Short task: Show all lines of the listing that hold the word "ensure".
—————
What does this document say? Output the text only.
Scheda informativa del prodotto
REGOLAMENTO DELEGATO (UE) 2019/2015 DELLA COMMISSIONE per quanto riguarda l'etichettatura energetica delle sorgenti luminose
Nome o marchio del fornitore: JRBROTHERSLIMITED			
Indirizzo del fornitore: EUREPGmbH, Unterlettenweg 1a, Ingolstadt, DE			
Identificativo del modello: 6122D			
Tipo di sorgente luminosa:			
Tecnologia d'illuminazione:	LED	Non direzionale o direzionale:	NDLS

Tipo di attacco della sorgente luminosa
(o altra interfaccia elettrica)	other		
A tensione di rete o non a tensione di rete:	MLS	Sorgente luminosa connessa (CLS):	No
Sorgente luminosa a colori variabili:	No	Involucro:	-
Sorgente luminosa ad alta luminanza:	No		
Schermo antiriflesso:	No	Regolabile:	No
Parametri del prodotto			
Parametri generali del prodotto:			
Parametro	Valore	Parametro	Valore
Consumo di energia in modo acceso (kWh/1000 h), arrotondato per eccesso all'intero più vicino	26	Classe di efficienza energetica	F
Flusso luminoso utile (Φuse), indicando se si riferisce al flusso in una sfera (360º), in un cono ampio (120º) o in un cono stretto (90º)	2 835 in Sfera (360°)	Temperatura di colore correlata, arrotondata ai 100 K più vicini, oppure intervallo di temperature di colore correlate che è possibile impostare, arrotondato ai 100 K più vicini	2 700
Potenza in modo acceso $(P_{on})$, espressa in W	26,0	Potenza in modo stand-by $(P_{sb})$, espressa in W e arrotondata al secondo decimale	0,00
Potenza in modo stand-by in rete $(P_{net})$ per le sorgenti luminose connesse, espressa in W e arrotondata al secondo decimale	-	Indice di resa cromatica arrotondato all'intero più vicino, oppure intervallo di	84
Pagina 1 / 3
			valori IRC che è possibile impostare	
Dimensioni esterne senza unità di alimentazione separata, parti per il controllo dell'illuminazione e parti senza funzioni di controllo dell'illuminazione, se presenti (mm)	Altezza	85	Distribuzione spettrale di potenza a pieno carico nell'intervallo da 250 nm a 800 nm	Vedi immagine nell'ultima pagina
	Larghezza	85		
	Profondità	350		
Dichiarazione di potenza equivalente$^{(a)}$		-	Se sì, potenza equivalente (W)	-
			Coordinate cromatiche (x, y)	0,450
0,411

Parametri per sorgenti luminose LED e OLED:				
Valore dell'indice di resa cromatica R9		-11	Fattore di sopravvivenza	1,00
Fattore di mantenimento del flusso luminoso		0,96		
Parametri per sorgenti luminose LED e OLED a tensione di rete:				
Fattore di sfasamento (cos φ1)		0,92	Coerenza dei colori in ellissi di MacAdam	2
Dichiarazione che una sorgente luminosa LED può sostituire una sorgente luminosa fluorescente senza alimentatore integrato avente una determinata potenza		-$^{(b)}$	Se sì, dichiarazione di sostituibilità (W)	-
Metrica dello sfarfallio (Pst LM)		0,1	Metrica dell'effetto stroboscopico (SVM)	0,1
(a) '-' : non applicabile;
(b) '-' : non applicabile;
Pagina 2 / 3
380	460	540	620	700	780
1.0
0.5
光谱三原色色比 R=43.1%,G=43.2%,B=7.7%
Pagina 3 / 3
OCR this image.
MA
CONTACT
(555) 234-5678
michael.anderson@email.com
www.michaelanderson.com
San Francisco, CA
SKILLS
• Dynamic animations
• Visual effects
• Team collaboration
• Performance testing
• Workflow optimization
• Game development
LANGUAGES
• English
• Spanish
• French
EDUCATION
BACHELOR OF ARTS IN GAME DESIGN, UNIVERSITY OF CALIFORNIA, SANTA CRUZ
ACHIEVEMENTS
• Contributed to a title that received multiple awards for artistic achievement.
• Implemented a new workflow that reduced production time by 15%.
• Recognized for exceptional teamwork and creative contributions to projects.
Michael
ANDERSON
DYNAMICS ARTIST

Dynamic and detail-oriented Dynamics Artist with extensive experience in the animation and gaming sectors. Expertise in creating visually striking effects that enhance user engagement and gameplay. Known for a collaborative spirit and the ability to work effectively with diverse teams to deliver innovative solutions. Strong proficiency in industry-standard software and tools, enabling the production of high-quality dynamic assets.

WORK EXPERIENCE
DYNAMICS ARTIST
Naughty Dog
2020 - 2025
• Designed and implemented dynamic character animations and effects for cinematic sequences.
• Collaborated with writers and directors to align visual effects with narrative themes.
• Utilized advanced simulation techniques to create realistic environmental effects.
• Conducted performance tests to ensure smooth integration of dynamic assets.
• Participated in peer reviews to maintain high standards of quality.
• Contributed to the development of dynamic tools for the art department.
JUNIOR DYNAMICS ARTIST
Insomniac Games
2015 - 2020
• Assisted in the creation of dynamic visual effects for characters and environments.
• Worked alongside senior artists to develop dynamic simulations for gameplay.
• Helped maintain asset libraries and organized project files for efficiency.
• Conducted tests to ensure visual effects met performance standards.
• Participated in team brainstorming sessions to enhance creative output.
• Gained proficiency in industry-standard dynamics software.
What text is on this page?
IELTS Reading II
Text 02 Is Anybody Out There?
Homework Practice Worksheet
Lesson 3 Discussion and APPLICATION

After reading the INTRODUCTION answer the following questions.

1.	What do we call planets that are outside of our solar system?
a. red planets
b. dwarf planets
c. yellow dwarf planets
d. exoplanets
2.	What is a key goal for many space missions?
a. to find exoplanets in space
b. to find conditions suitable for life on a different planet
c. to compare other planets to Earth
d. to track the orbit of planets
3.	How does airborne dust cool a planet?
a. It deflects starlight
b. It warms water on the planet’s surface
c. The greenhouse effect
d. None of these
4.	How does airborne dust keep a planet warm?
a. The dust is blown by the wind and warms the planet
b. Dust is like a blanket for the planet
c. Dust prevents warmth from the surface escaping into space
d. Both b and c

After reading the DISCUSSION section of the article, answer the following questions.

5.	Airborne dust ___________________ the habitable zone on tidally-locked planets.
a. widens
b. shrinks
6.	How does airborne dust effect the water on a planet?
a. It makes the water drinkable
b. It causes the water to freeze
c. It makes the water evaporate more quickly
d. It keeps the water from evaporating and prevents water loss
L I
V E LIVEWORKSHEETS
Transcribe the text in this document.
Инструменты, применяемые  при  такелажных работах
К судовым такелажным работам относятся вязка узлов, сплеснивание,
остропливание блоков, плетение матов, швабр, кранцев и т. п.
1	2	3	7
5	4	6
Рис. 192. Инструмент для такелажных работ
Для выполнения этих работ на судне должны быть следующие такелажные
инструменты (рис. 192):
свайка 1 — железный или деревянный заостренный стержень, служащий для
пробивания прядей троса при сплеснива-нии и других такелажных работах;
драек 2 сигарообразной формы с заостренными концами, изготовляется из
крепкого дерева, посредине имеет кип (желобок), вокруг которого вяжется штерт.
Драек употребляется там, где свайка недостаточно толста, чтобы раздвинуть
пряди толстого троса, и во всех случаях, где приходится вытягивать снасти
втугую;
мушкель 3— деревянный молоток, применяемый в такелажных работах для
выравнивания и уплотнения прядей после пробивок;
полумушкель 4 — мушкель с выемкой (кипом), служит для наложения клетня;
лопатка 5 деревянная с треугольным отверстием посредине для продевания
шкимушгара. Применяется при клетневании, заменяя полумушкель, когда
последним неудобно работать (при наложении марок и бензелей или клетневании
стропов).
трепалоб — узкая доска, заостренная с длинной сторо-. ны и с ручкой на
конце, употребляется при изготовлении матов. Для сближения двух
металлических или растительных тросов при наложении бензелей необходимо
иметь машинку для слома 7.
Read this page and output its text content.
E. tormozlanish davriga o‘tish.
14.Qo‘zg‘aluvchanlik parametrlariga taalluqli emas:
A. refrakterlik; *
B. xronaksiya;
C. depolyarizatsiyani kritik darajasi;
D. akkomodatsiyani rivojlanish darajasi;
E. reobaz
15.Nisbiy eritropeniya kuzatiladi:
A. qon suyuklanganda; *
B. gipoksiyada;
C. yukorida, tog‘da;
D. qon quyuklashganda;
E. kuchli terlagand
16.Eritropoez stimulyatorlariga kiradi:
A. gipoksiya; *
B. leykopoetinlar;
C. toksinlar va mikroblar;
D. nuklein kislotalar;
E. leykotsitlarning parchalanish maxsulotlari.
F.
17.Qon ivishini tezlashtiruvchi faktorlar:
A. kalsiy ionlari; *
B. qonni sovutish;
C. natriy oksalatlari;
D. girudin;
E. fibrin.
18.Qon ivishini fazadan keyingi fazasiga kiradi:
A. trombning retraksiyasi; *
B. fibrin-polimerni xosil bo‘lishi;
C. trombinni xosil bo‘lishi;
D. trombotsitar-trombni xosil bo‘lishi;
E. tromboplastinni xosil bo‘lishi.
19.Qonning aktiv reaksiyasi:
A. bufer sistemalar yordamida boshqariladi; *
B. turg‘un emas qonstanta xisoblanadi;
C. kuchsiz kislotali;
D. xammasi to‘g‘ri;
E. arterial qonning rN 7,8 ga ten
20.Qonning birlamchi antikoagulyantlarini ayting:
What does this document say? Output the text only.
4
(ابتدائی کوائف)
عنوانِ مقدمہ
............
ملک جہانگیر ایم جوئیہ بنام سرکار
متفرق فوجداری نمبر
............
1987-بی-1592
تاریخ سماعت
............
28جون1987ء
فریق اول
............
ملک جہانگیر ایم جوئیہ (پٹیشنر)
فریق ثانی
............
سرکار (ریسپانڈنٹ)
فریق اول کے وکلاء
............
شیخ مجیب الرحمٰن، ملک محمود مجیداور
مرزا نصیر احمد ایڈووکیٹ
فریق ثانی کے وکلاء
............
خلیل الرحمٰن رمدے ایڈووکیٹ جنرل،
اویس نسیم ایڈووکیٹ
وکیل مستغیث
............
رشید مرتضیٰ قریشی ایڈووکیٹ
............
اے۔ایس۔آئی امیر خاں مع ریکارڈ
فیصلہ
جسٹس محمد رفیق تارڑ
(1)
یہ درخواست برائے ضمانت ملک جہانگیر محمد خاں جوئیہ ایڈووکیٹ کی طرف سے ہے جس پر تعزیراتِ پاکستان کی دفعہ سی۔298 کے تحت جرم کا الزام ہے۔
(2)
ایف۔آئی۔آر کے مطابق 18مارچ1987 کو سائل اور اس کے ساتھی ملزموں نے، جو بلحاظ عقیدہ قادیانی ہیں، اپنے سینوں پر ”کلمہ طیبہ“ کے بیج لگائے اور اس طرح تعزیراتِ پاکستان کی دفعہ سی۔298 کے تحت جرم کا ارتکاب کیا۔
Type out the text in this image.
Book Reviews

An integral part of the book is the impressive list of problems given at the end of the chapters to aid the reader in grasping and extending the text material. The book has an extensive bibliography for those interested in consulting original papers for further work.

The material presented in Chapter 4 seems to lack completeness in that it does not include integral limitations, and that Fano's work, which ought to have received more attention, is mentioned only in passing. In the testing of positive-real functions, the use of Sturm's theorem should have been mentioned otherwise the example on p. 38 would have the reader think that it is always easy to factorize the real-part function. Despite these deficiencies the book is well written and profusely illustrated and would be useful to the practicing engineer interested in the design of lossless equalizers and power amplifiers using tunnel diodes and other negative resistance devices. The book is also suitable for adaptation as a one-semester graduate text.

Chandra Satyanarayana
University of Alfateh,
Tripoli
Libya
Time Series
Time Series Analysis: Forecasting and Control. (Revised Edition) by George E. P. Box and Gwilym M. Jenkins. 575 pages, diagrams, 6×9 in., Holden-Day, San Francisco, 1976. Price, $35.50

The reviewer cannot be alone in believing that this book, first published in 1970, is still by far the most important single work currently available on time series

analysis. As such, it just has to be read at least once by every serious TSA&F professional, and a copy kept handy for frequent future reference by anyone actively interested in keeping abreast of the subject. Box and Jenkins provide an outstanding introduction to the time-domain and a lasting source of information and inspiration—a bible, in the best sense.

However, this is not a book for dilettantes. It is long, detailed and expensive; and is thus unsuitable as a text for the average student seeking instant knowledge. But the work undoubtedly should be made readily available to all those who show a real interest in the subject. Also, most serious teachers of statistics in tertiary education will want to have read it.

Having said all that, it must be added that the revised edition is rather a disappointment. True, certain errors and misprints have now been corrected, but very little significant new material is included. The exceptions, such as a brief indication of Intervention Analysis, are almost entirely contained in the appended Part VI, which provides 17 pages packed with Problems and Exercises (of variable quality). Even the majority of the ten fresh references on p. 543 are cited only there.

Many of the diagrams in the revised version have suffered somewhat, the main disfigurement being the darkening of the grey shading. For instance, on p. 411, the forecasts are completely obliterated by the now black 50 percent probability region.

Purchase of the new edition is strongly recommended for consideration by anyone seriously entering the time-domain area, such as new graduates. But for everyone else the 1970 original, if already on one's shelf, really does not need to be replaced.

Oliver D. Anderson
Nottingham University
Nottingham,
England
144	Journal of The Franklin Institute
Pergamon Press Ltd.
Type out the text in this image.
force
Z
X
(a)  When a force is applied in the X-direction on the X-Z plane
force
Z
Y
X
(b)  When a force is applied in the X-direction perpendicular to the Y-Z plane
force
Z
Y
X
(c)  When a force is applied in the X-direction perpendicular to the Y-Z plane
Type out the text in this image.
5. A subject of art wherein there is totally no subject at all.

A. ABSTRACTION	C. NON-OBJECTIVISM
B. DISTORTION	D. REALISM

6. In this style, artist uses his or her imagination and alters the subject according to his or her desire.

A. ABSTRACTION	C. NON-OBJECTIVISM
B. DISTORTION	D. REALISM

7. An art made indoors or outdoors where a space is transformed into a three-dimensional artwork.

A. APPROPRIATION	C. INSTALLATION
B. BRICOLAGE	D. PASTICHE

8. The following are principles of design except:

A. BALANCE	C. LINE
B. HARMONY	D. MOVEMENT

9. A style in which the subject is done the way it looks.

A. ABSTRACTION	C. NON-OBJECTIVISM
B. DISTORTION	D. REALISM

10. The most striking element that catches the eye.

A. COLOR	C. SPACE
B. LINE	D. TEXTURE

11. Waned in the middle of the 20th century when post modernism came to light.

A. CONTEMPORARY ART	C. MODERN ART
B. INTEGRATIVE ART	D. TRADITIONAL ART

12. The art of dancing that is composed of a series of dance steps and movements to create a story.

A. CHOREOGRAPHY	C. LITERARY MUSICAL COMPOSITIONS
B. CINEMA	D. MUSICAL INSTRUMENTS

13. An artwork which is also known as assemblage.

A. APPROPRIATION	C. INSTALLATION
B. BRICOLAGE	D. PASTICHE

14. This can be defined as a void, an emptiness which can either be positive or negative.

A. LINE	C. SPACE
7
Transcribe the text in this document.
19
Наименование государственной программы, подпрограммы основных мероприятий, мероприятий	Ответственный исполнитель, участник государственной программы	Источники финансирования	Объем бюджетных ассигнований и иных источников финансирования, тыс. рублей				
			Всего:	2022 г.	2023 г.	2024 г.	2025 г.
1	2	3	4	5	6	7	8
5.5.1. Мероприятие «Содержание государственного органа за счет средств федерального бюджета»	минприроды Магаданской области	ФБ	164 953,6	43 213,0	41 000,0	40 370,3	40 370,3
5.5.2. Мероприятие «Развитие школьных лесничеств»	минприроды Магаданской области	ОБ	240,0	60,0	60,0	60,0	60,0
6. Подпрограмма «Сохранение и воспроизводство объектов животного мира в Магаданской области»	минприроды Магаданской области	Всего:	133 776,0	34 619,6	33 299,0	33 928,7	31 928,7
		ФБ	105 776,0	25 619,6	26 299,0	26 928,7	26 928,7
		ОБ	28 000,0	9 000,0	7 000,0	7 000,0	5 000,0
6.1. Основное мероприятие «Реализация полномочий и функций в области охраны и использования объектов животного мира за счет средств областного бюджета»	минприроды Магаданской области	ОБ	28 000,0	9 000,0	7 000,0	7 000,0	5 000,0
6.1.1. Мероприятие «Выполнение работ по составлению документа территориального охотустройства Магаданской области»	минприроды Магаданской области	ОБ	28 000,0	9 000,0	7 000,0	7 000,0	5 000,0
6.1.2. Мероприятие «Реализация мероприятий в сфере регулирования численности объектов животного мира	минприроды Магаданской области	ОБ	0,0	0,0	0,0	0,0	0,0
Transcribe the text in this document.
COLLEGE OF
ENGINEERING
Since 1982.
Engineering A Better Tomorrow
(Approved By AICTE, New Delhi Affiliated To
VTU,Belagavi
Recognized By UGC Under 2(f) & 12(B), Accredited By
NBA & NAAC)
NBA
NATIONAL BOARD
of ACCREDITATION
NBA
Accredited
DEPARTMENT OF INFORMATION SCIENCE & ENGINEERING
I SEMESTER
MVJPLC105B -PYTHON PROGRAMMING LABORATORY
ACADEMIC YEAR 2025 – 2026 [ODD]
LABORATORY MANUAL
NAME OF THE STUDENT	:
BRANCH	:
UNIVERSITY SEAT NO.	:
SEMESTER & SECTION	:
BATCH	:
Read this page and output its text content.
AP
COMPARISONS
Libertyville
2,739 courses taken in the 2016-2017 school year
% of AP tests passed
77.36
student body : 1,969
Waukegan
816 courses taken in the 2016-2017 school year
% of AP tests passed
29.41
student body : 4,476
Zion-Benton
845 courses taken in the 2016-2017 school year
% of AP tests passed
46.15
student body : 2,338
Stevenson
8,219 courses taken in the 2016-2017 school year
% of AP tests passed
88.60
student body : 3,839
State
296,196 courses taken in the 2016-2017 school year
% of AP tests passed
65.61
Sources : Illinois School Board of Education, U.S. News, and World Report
—————
The result:
• Conducted performance tests to ensure smooth integration of dynamic assets.
• Conducted tests to ensure visual effects met performance standards.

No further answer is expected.